start

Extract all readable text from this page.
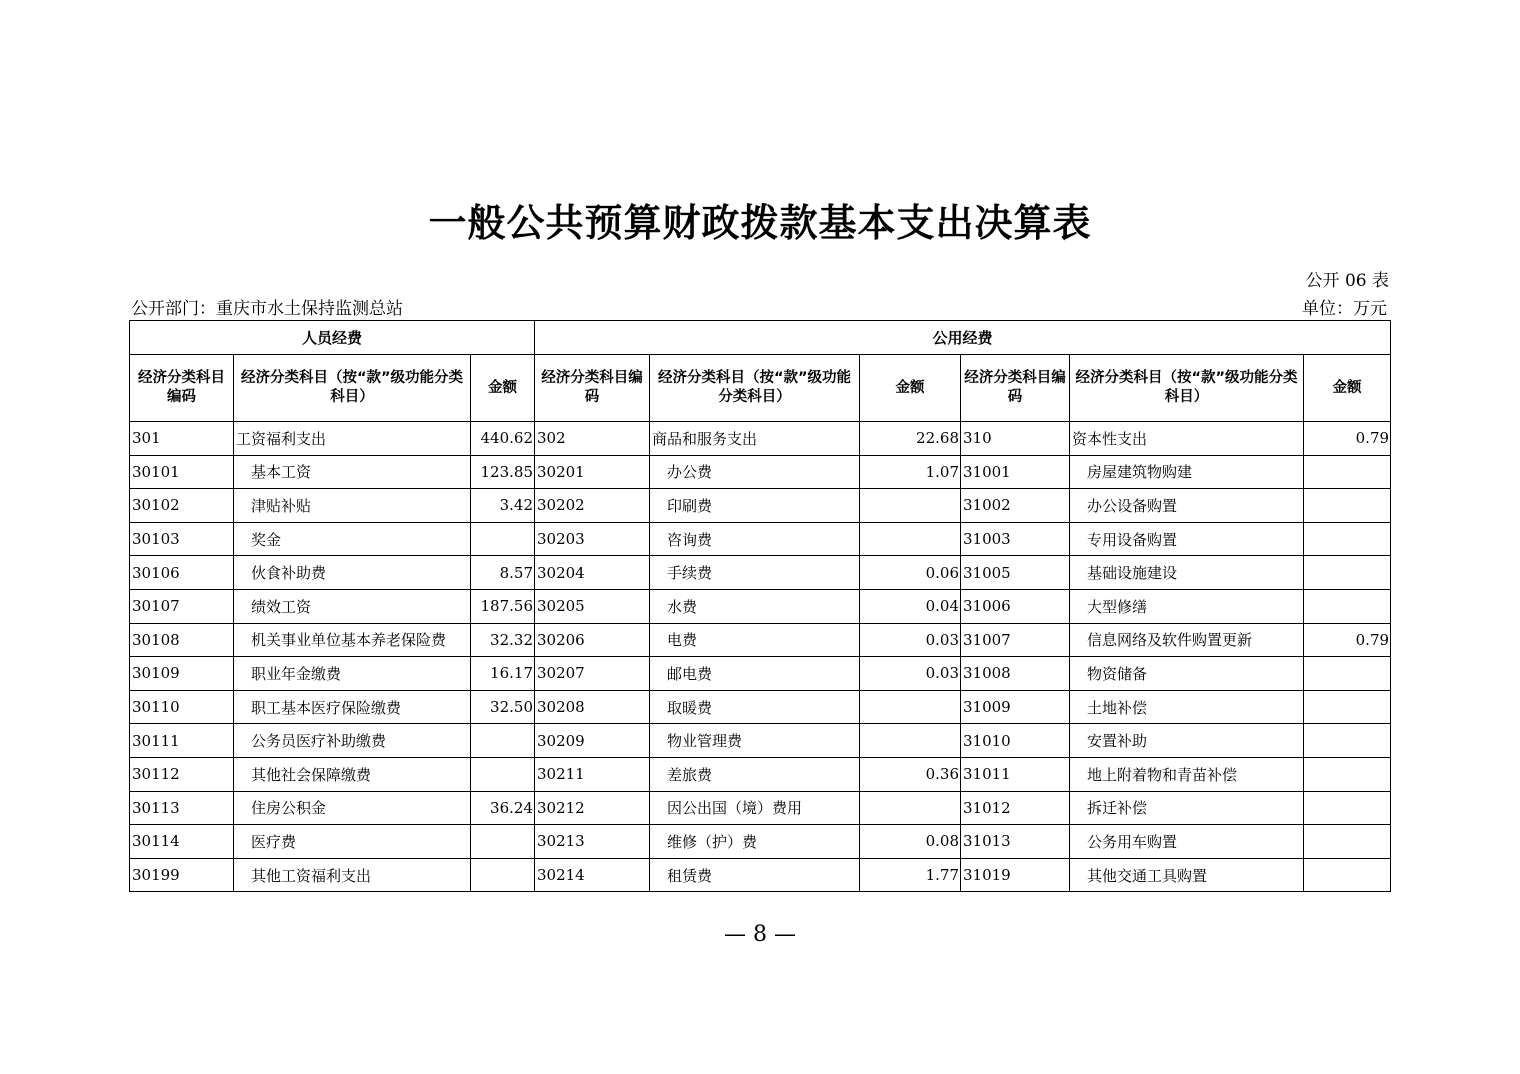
一般公共预算财政拨款基本支出决算表
公开 06 表
公开部门：重庆市水土保持监测总站	单位：万元
人员经费			公用经费					
经济分类科目编码	经济分类科目（按“款”级功能分类科目）	金额	经济分类科目编码	经济分类科目（按“款”级功能分类科目）	金额	经济分类科目编码	经济分类科目（按“款”级功能分类科目）	金额
301	工资福利支出	440.62	302	商品和服务支出	22.68	310	资本性支出	0.79
30101	基本工资	123.85	30201	办公费	1.07	31001	房屋建筑物购建	
30102	津贴补贴	3.42	30202	印刷费		31002	办公设备购置	
30103	奖金		30203	咨询费		31003	专用设备购置	
30106	伙食补助费	8.57	30204	手续费	0.06	31005	基础设施建设	
30107	绩效工资	187.56	30205	水费	0.04	31006	大型修缮	
30108	机关事业单位基本养老保险费	32.32	30206	电费	0.03	31007	信息网络及软件购置更新	0.79
30109	职业年金缴费	16.17	30207	邮电费	0.03	31008	物资储备	
30110	职工基本医疗保险缴费	32.50	30208	取暖费		31009	土地补偿	
30111	公务员医疗补助缴费		30209	物业管理费		31010	安置补助	
30112	其他社会保障缴费		30211	差旅费	0.36	31011	地上附着物和青苗补偿	
30113	住房公积金	36.24	30212	因公出国（境）费用		31012	拆迁补偿	
30114	医疗费		30213	维修（护）费	0.08	31013	公务用车购置	
30199	其他工资福利支出		30214	租赁费	1.77	31019	其他交通工具购置	
— 8 —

end

■ What you will do: Copy the whole of the material above exactly, but not its images.

■ Answer to the problem:
Extract all readable text from this page.
一般公共预算财政拨款基本支出决算表
公开 06 表
公开部门：重庆市水土保持监测总站	单位：万元
人员经费			公用经费					
经济分类科目编码	经济分类科目（按“款”级功能分类科目）	金额	经济分类科目编码	经济分类科目（按“款”级功能分类科目）	金额	经济分类科目编码	经济分类科目（按“款”级功能分类科目）	金额
301	工资福利支出	440.62	302	商品和服务支出	22.68	310	资本性支出	0.79
30101	基本工资	123.85	30201	办公费	1.07	31001	房屋建筑物购建	
30102	津贴补贴	3.42	30202	印刷费		31002	办公设备购置	
30103	奖金		30203	咨询费		31003	专用设备购置	
30106	伙食补助费	8.57	30204	手续费	0.06	31005	基础设施建设	
30107	绩效工资	187.56	30205	水费	0.04	31006	大型修缮	
30108	机关事业单位基本养老保险费	32.32	30206	电费	0.03	31007	信息网络及软件购置更新	0.79
30109	职业年金缴费	16.17	30207	邮电费	0.03	31008	物资储备	
30110	职工基本医疗保险缴费	32.50	30208	取暖费		31009	土地补偿	
30111	公务员医疗补助缴费		30209	物业管理费		31010	安置补助	
30112	其他社会保障缴费		30211	差旅费	0.36	31011	地上附着物和青苗补偿	
30113	住房公积金	36.24	30212	因公出国（境）费用		31012	拆迁补偿	
30114	医疗费		30213	维修（护）费	0.08	31013	公务用车购置	
30199	其他工资福利支出		30214	租赁费	1.77	31019	其他交通工具购置	
— 8 —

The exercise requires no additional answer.